BEGIN Dataset

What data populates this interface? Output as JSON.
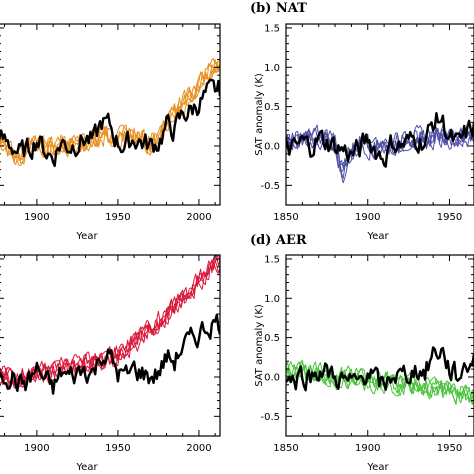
{
  "chart_data": [
    {
      "panel": "a",
      "type": "line",
      "title": "",
      "xlabel": "Year",
      "ylabel": "",
      "xlim": [
        1876,
        2013
      ],
      "ylim": [
        -0.75,
        1.55
      ],
      "xticks": [
        1900,
        1950,
        2000
      ],
      "yticks": [],
      "series": [
        {
          "color": "#e8901f",
          "ensemble": true,
          "x": [
            1876,
            1880,
            1885,
            1890,
            1895,
            1900,
            1905,
            1910,
            1915,
            1920,
            1925,
            1930,
            1935,
            1940,
            1945,
            1950,
            1955,
            1960,
            1965,
            1970,
            1975,
            1980,
            1985,
            1990,
            1995,
            2000,
            2005,
            2010
          ],
          "y": [
            0.06,
            0.02,
            -0.1,
            -0.12,
            -0.02,
            0.02,
            -0.02,
            -0.04,
            0.0,
            0.02,
            0.04,
            0.08,
            0.1,
            0.12,
            0.14,
            0.1,
            0.12,
            0.16,
            0.1,
            0.02,
            0.1,
            0.3,
            0.4,
            0.55,
            0.65,
            0.8,
            0.95,
            1.05
          ]
        },
        {
          "color": "#000000",
          "ensemble": false,
          "x": [
            1876,
            1880,
            1885,
            1890,
            1895,
            1900,
            1905,
            1910,
            1915,
            1920,
            1925,
            1930,
            1935,
            1940,
            1945,
            1950,
            1955,
            1960,
            1965,
            1970,
            1975,
            1980,
            1985,
            1990,
            1995,
            2000,
            2005,
            2010
          ],
          "y": [
            0.1,
            0.05,
            0.0,
            -0.1,
            -0.05,
            0.1,
            -0.05,
            -0.15,
            0.05,
            0.0,
            0.05,
            0.1,
            0.05,
            0.3,
            0.25,
            0.05,
            0.0,
            0.1,
            0.05,
            0.0,
            0.05,
            0.25,
            0.2,
            0.4,
            0.45,
            0.55,
            0.65,
            0.7
          ]
        }
      ]
    },
    {
      "panel": "b",
      "type": "line",
      "title": "(b) NAT",
      "xlabel": "Year",
      "ylabel": "SAT anomaly (K)",
      "xlim": [
        1850,
        1965
      ],
      "ylim": [
        -0.75,
        1.55
      ],
      "xticks": [
        1850,
        1900,
        1950
      ],
      "yticks": [
        -0.5,
        0.0,
        0.5,
        1.0,
        1.5
      ],
      "series": [
        {
          "color": "#5050a8",
          "ensemble": true,
          "x": [
            1850,
            1855,
            1860,
            1865,
            1870,
            1875,
            1880,
            1883,
            1885,
            1888,
            1890,
            1895,
            1900,
            1905,
            1910,
            1915,
            1920,
            1925,
            1930,
            1935,
            1940,
            1945,
            1950,
            1955,
            1960,
            1965
          ],
          "y": [
            0.05,
            0.1,
            0.08,
            0.1,
            0.12,
            0.1,
            0.05,
            -0.25,
            -0.35,
            -0.1,
            -0.05,
            0.05,
            0.0,
            -0.05,
            0.0,
            0.02,
            0.05,
            0.08,
            0.1,
            0.12,
            0.1,
            0.12,
            0.1,
            0.08,
            0.1,
            0.12
          ]
        },
        {
          "color": "#000000",
          "ensemble": false,
          "x": [
            1850,
            1855,
            1860,
            1865,
            1870,
            1875,
            1880,
            1885,
            1890,
            1895,
            1900,
            1905,
            1910,
            1915,
            1920,
            1925,
            1930,
            1935,
            1940,
            1945,
            1950,
            1955,
            1960,
            1965
          ],
          "y": [
            0.0,
            -0.05,
            0.05,
            0.0,
            0.1,
            0.05,
            0.0,
            -0.05,
            -0.1,
            -0.05,
            0.1,
            -0.05,
            -0.15,
            0.05,
            0.0,
            0.05,
            0.1,
            0.05,
            0.3,
            0.35,
            0.1,
            0.0,
            0.15,
            0.25
          ]
        }
      ]
    },
    {
      "panel": "c",
      "type": "line",
      "title": "",
      "xlabel": "Year",
      "ylabel": "",
      "xlim": [
        1876,
        2013
      ],
      "ylim": [
        -0.75,
        1.55
      ],
      "xticks": [
        1900,
        1950,
        2000
      ],
      "yticks": [],
      "series": [
        {
          "color": "#d81a3a",
          "ensemble": true,
          "x": [
            1876,
            1880,
            1885,
            1890,
            1895,
            1900,
            1905,
            1910,
            1915,
            1920,
            1925,
            1930,
            1935,
            1940,
            1945,
            1950,
            1955,
            1960,
            1965,
            1970,
            1975,
            1980,
            1985,
            1990,
            1995,
            2000,
            2005,
            2010
          ],
          "y": [
            0.02,
            0.0,
            -0.02,
            0.0,
            0.02,
            0.05,
            0.06,
            0.08,
            0.1,
            0.12,
            0.15,
            0.18,
            0.2,
            0.22,
            0.26,
            0.3,
            0.35,
            0.42,
            0.5,
            0.6,
            0.7,
            0.8,
            0.92,
            1.0,
            1.1,
            1.2,
            1.35,
            1.45
          ]
        },
        {
          "color": "#000000",
          "ensemble": false,
          "x": [
            1876,
            1880,
            1885,
            1890,
            1895,
            1900,
            1905,
            1910,
            1915,
            1920,
            1925,
            1930,
            1935,
            1940,
            1945,
            1950,
            1955,
            1960,
            1965,
            1970,
            1975,
            1980,
            1985,
            1990,
            1995,
            2000,
            2005,
            2010
          ],
          "y": [
            0.1,
            0.05,
            0.0,
            -0.1,
            -0.05,
            0.1,
            -0.05,
            -0.15,
            0.05,
            0.0,
            0.05,
            0.1,
            0.05,
            0.3,
            0.25,
            0.05,
            0.0,
            0.1,
            0.05,
            0.0,
            0.05,
            0.25,
            0.2,
            0.4,
            0.45,
            0.55,
            0.65,
            0.7
          ]
        }
      ]
    },
    {
      "panel": "d",
      "type": "line",
      "title": "(d) AER",
      "xlabel": "Year",
      "ylabel": "SAT anomaly (K)",
      "xlim": [
        1850,
        1965
      ],
      "ylim": [
        -0.75,
        1.55
      ],
      "xticks": [
        1850,
        1900,
        1950
      ],
      "yticks": [
        -0.5,
        0.0,
        0.5,
        1.0,
        1.5
      ],
      "series": [
        {
          "color": "#4cc23c",
          "ensemble": true,
          "x": [
            1850,
            1855,
            1860,
            1865,
            1870,
            1875,
            1880,
            1885,
            1890,
            1895,
            1900,
            1905,
            1910,
            1915,
            1920,
            1925,
            1930,
            1935,
            1940,
            1945,
            1950,
            1955,
            1960,
            1965
          ],
          "y": [
            0.08,
            0.05,
            0.08,
            0.05,
            0.04,
            0.02,
            0.0,
            0.0,
            -0.02,
            -0.02,
            -0.05,
            -0.05,
            -0.06,
            -0.08,
            -0.08,
            -0.1,
            -0.1,
            -0.12,
            -0.14,
            -0.15,
            -0.18,
            -0.2,
            -0.22,
            -0.25
          ]
        },
        {
          "color": "#000000",
          "ensemble": false,
          "x": [
            1850,
            1855,
            1860,
            1865,
            1870,
            1875,
            1880,
            1885,
            1890,
            1895,
            1900,
            1905,
            1910,
            1915,
            1920,
            1925,
            1930,
            1935,
            1940,
            1945,
            1950,
            1955,
            1960,
            1965
          ],
          "y": [
            0.0,
            -0.05,
            0.05,
            0.0,
            0.1,
            0.05,
            0.0,
            -0.05,
            -0.1,
            -0.05,
            0.1,
            -0.05,
            -0.15,
            0.05,
            0.0,
            0.05,
            0.1,
            0.05,
            0.3,
            0.35,
            0.1,
            0.0,
            0.15,
            0.25
          ]
        }
      ]
    }
  ]
}
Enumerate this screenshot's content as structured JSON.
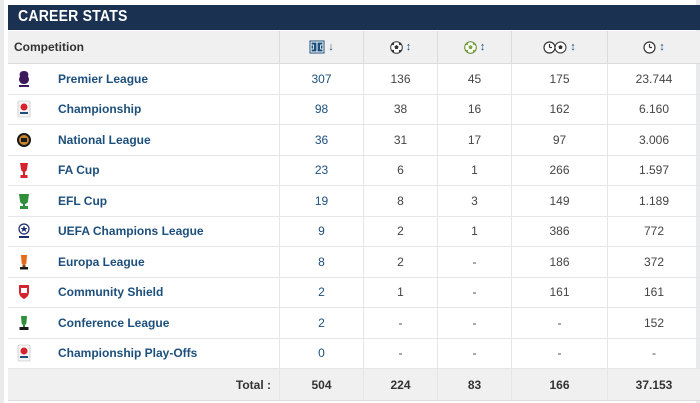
{
  "header": {
    "title": "CAREER STATS"
  },
  "columns": {
    "competition": "Competition",
    "icons": [
      "appearances-icon",
      "goals-icon",
      "assists-icon",
      "minutes-per-goal-icon",
      "minutes-played-icon"
    ],
    "sort_glyphs": [
      "↓",
      "↕",
      "↕",
      "↕",
      "↕"
    ]
  },
  "rows": [
    {
      "name": "Premier League",
      "logo": "premier-league-logo",
      "apps": "307",
      "goals": "136",
      "assists": "45",
      "mpg": "175",
      "minutes": "23.744"
    },
    {
      "name": "Championship",
      "logo": "championship-logo",
      "apps": "98",
      "goals": "38",
      "assists": "16",
      "mpg": "162",
      "minutes": "6.160"
    },
    {
      "name": "National League",
      "logo": "national-league-logo",
      "apps": "36",
      "goals": "31",
      "assists": "17",
      "mpg": "97",
      "minutes": "3.006"
    },
    {
      "name": "FA Cup",
      "logo": "fa-cup-logo",
      "apps": "23",
      "goals": "6",
      "assists": "1",
      "mpg": "266",
      "minutes": "1.597"
    },
    {
      "name": "EFL Cup",
      "logo": "efl-cup-logo",
      "apps": "19",
      "goals": "8",
      "assists": "3",
      "mpg": "149",
      "minutes": "1.189"
    },
    {
      "name": "UEFA Champions League",
      "logo": "champions-league-logo",
      "apps": "9",
      "goals": "2",
      "assists": "1",
      "mpg": "386",
      "minutes": "772"
    },
    {
      "name": "Europa League",
      "logo": "europa-league-logo",
      "apps": "8",
      "goals": "2",
      "assists": "-",
      "mpg": "186",
      "minutes": "372"
    },
    {
      "name": "Community Shield",
      "logo": "community-shield-logo",
      "apps": "2",
      "goals": "1",
      "assists": "-",
      "mpg": "161",
      "minutes": "161"
    },
    {
      "name": "Conference League",
      "logo": "conference-league-logo",
      "apps": "2",
      "goals": "-",
      "assists": "-",
      "mpg": "-",
      "minutes": "152"
    },
    {
      "name": "Championship Play-Offs",
      "logo": "playoffs-logo",
      "apps": "0",
      "goals": "-",
      "assists": "-",
      "mpg": "-",
      "minutes": "-"
    }
  ],
  "total": {
    "label": "Total :",
    "apps": "504",
    "goals": "224",
    "assists": "83",
    "mpg": "166",
    "minutes": "37.153"
  },
  "colors": {
    "header_bg": "#1a3151",
    "link": "#1d4f7c",
    "head_bg": "#f0f0f0"
  }
}
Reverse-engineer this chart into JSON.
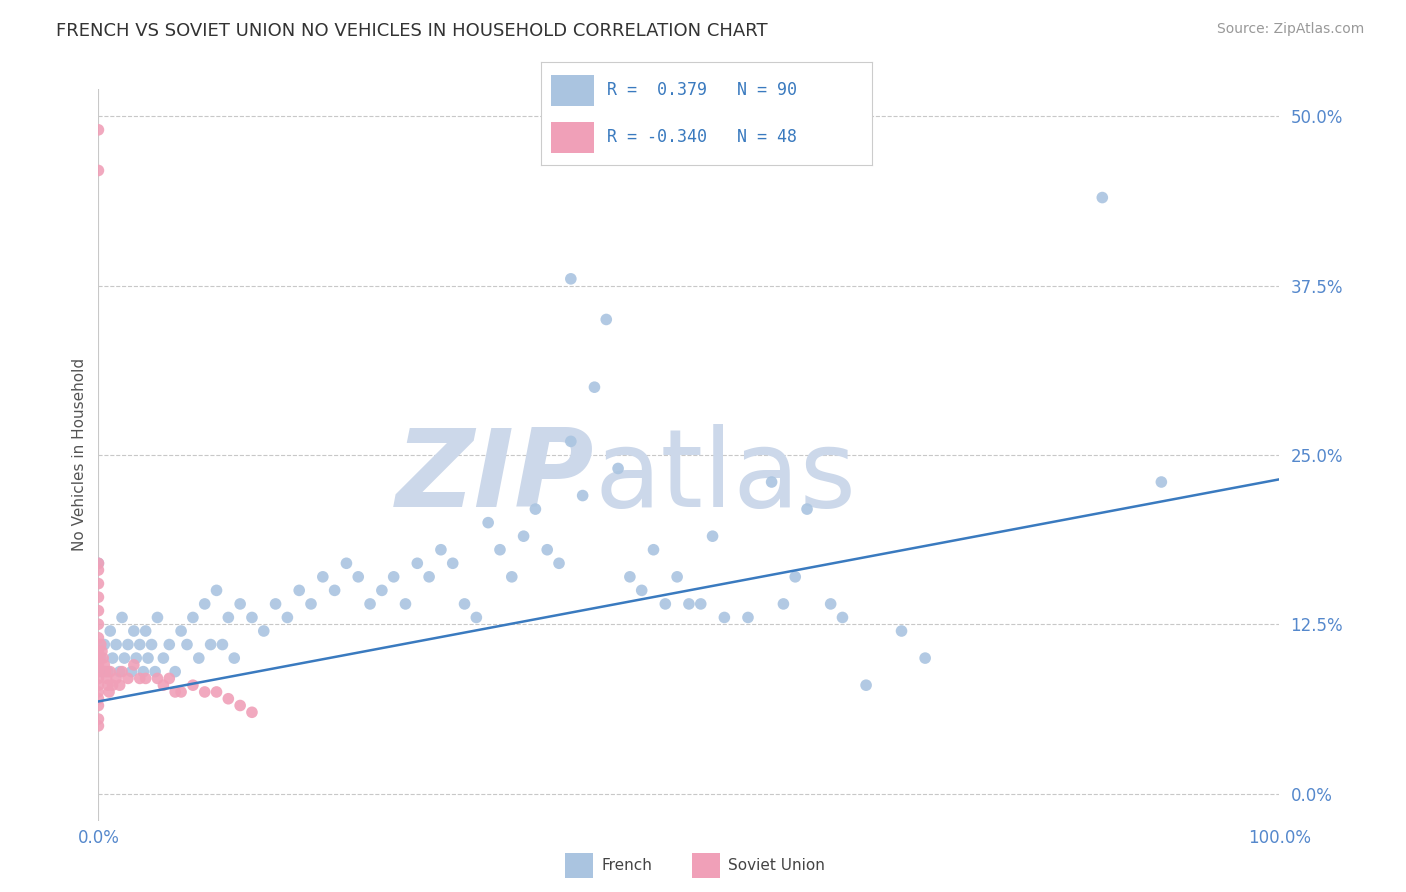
{
  "title": "FRENCH VS SOVIET UNION NO VEHICLES IN HOUSEHOLD CORRELATION CHART",
  "source": "Source: ZipAtlas.com",
  "ylabel": "No Vehicles in Household",
  "xlim": [
    0.0,
    1.0
  ],
  "ylim": [
    -0.02,
    0.52
  ],
  "yticks": [
    0.0,
    0.125,
    0.25,
    0.375,
    0.5
  ],
  "ytick_labels": [
    "0.0%",
    "12.5%",
    "25.0%",
    "37.5%",
    "50.0%"
  ],
  "xtick_labels": [
    "0.0%",
    "100.0%"
  ],
  "french_R": 0.379,
  "french_N": 90,
  "soviet_R": -0.34,
  "soviet_N": 48,
  "french_color": "#aac4e0",
  "soviet_color": "#f0a0b8",
  "french_line_color": "#3a7abf",
  "tick_color": "#5588cc",
  "background_color": "#ffffff",
  "grid_color": "#c8c8c8",
  "title_color": "#333333",
  "watermark_zip_color": "#ccd8ea",
  "watermark_atlas_color": "#ccd8ea",
  "legend_R_color": "#3a7abf",
  "legend_border_color": "#cccccc",
  "french_scatter_x": [
    0.0,
    0.002,
    0.003,
    0.005,
    0.008,
    0.01,
    0.012,
    0.015,
    0.018,
    0.02,
    0.022,
    0.025,
    0.028,
    0.03,
    0.032,
    0.035,
    0.038,
    0.04,
    0.042,
    0.045,
    0.048,
    0.05,
    0.055,
    0.06,
    0.065,
    0.07,
    0.075,
    0.08,
    0.085,
    0.09,
    0.095,
    0.1,
    0.105,
    0.11,
    0.115,
    0.12,
    0.13,
    0.14,
    0.15,
    0.16,
    0.17,
    0.18,
    0.19,
    0.2,
    0.21,
    0.22,
    0.23,
    0.24,
    0.25,
    0.26,
    0.27,
    0.28,
    0.29,
    0.3,
    0.31,
    0.32,
    0.33,
    0.34,
    0.35,
    0.36,
    0.37,
    0.38,
    0.39,
    0.4,
    0.4,
    0.41,
    0.42,
    0.43,
    0.44,
    0.45,
    0.46,
    0.47,
    0.48,
    0.49,
    0.5,
    0.51,
    0.52,
    0.53,
    0.55,
    0.57,
    0.58,
    0.59,
    0.6,
    0.62,
    0.63,
    0.65,
    0.68,
    0.7,
    0.85,
    0.9
  ],
  "french_scatter_y": [
    0.17,
    0.1,
    0.09,
    0.11,
    0.09,
    0.12,
    0.1,
    0.11,
    0.09,
    0.13,
    0.1,
    0.11,
    0.09,
    0.12,
    0.1,
    0.11,
    0.09,
    0.12,
    0.1,
    0.11,
    0.09,
    0.13,
    0.1,
    0.11,
    0.09,
    0.12,
    0.11,
    0.13,
    0.1,
    0.14,
    0.11,
    0.15,
    0.11,
    0.13,
    0.1,
    0.14,
    0.13,
    0.12,
    0.14,
    0.13,
    0.15,
    0.14,
    0.16,
    0.15,
    0.17,
    0.16,
    0.14,
    0.15,
    0.16,
    0.14,
    0.17,
    0.16,
    0.18,
    0.17,
    0.14,
    0.13,
    0.2,
    0.18,
    0.16,
    0.19,
    0.21,
    0.18,
    0.17,
    0.38,
    0.26,
    0.22,
    0.3,
    0.35,
    0.24,
    0.16,
    0.15,
    0.18,
    0.14,
    0.16,
    0.14,
    0.14,
    0.19,
    0.13,
    0.13,
    0.23,
    0.14,
    0.16,
    0.21,
    0.14,
    0.13,
    0.08,
    0.12,
    0.1,
    0.44,
    0.23
  ],
  "soviet_scatter_x": [
    0.0,
    0.0,
    0.0,
    0.0,
    0.0,
    0.0,
    0.0,
    0.0,
    0.0,
    0.0,
    0.0,
    0.0,
    0.0,
    0.0,
    0.0,
    0.0,
    0.0,
    0.0,
    0.0,
    0.0,
    0.002,
    0.003,
    0.004,
    0.005,
    0.006,
    0.007,
    0.008,
    0.009,
    0.01,
    0.012,
    0.015,
    0.018,
    0.02,
    0.025,
    0.03,
    0.035,
    0.04,
    0.05,
    0.055,
    0.06,
    0.065,
    0.07,
    0.08,
    0.09,
    0.1,
    0.11,
    0.12,
    0.13
  ],
  "soviet_scatter_y": [
    0.49,
    0.46,
    0.17,
    0.165,
    0.155,
    0.145,
    0.135,
    0.125,
    0.115,
    0.105,
    0.1,
    0.095,
    0.09,
    0.085,
    0.08,
    0.075,
    0.07,
    0.065,
    0.055,
    0.05,
    0.11,
    0.105,
    0.1,
    0.095,
    0.09,
    0.085,
    0.08,
    0.075,
    0.09,
    0.08,
    0.085,
    0.08,
    0.09,
    0.085,
    0.095,
    0.085,
    0.085,
    0.085,
    0.08,
    0.085,
    0.075,
    0.075,
    0.08,
    0.075,
    0.075,
    0.07,
    0.065,
    0.06
  ],
  "reg_line_x": [
    0.0,
    1.0
  ],
  "reg_line_y": [
    0.068,
    0.232
  ]
}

END Dataset

== Do this ==
Examine the data above and state how many of its lines contain the word "goals", with no further remarks.

== The solution ==
12